> _SOURCE EXCERPT_:

1. High Speed Flash

Hummingbirds are some of the most colorful and delightful birds—wonderful to watch, and fun to capture with your camera. This Online Guide will give you an introduction to professional techniques for photographing these flying jewels, and preview what you will learn in our Hummingbird Photography Workshops. But try these techniques with caution—hummingbird photography can be addictive!

Freezing a Hummingbird's Wings: High-Speed Flash

As hummingbirds hover at a flower or feeder, their wings can beat up to 80 times per second, which produces their signature hum. To the naked eye—and often to your camera—the wings are just a blur. One of the first questions I'm asked is what shutter speed I use to stop this super-fast movement.

The real answer is that the motion is frozen with high speed electronic flash strobe, not by a fast shutter speed on the camera.

> _INSTRUCTIONS TO FOLLOW_:
In the hummingbird photography guide, how many times per second can a hovering hummingbird's wings beat?

(Visual layout records)
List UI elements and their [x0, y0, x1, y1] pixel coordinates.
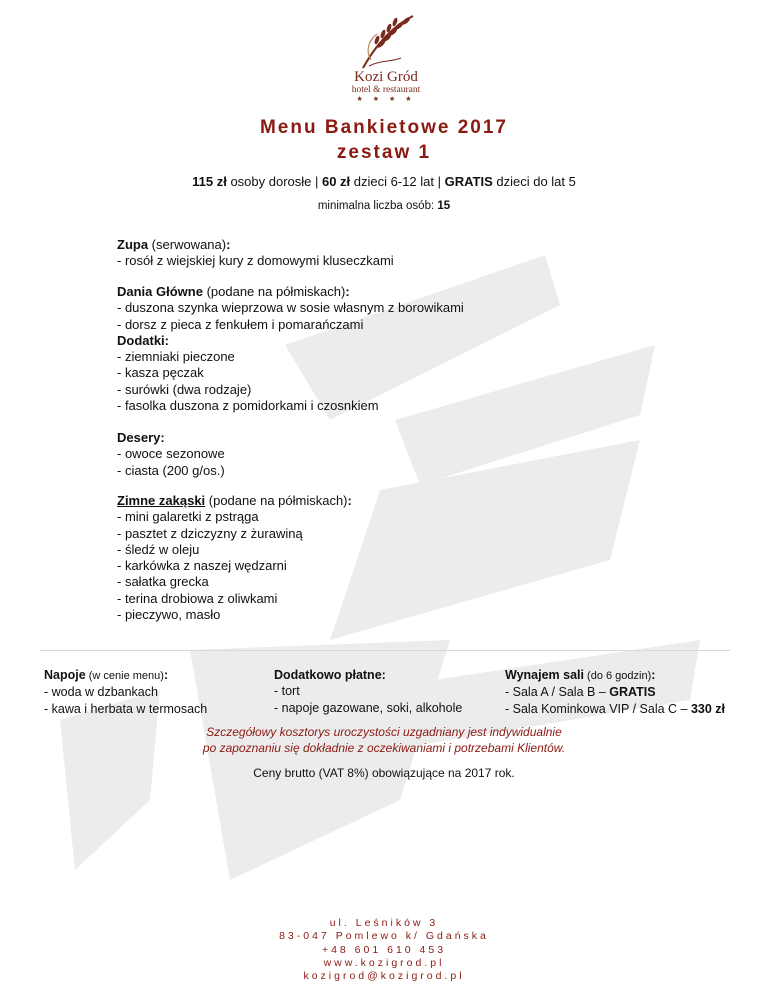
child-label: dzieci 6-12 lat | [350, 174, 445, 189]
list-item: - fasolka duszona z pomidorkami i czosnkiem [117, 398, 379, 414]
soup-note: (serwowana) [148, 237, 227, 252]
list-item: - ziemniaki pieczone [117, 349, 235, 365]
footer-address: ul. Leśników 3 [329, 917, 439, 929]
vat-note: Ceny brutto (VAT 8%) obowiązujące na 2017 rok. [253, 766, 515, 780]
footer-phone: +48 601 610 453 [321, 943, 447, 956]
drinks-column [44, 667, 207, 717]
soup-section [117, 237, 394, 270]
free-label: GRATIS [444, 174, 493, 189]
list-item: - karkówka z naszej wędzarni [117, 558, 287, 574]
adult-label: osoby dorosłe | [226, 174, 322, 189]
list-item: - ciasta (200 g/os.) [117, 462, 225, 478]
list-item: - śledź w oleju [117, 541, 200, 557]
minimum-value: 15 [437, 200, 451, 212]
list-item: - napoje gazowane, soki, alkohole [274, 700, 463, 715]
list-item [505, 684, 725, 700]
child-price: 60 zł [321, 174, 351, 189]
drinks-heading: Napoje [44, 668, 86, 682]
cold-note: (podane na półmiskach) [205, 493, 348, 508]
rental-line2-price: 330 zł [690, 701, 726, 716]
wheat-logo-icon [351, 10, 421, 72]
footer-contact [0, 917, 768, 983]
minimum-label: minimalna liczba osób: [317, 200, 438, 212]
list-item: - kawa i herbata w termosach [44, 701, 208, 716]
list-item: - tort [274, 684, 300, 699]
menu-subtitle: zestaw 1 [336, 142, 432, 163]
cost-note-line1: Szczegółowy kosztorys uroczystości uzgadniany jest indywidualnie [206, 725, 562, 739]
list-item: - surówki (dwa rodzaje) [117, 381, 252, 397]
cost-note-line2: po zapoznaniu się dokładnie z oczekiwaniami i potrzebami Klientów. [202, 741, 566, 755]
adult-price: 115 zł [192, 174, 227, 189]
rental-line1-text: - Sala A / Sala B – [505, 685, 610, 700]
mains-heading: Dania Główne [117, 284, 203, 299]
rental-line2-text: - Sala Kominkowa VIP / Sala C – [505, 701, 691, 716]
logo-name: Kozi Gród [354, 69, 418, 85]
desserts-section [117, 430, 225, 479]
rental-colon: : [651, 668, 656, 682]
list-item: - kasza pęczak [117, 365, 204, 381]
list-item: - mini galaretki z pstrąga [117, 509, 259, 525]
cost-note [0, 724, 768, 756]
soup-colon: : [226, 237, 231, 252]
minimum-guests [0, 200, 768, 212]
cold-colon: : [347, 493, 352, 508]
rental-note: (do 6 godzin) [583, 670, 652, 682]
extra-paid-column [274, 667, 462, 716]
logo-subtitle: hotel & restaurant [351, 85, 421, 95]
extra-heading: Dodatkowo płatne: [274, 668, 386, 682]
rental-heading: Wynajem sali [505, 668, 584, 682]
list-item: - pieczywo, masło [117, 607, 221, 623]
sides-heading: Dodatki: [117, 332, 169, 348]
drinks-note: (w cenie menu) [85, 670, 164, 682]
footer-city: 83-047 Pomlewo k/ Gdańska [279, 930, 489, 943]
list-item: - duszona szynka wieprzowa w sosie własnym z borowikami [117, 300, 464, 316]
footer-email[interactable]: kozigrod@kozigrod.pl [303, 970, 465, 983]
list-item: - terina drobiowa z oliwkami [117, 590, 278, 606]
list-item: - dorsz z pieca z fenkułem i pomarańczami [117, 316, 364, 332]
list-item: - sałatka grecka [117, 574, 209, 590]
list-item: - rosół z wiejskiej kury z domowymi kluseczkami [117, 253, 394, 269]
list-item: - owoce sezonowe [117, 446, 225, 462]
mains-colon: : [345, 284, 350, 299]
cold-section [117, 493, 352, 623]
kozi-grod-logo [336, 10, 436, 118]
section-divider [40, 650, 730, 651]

> _OUTPUT FOR THIS TASK_:
Up to 80 times per second.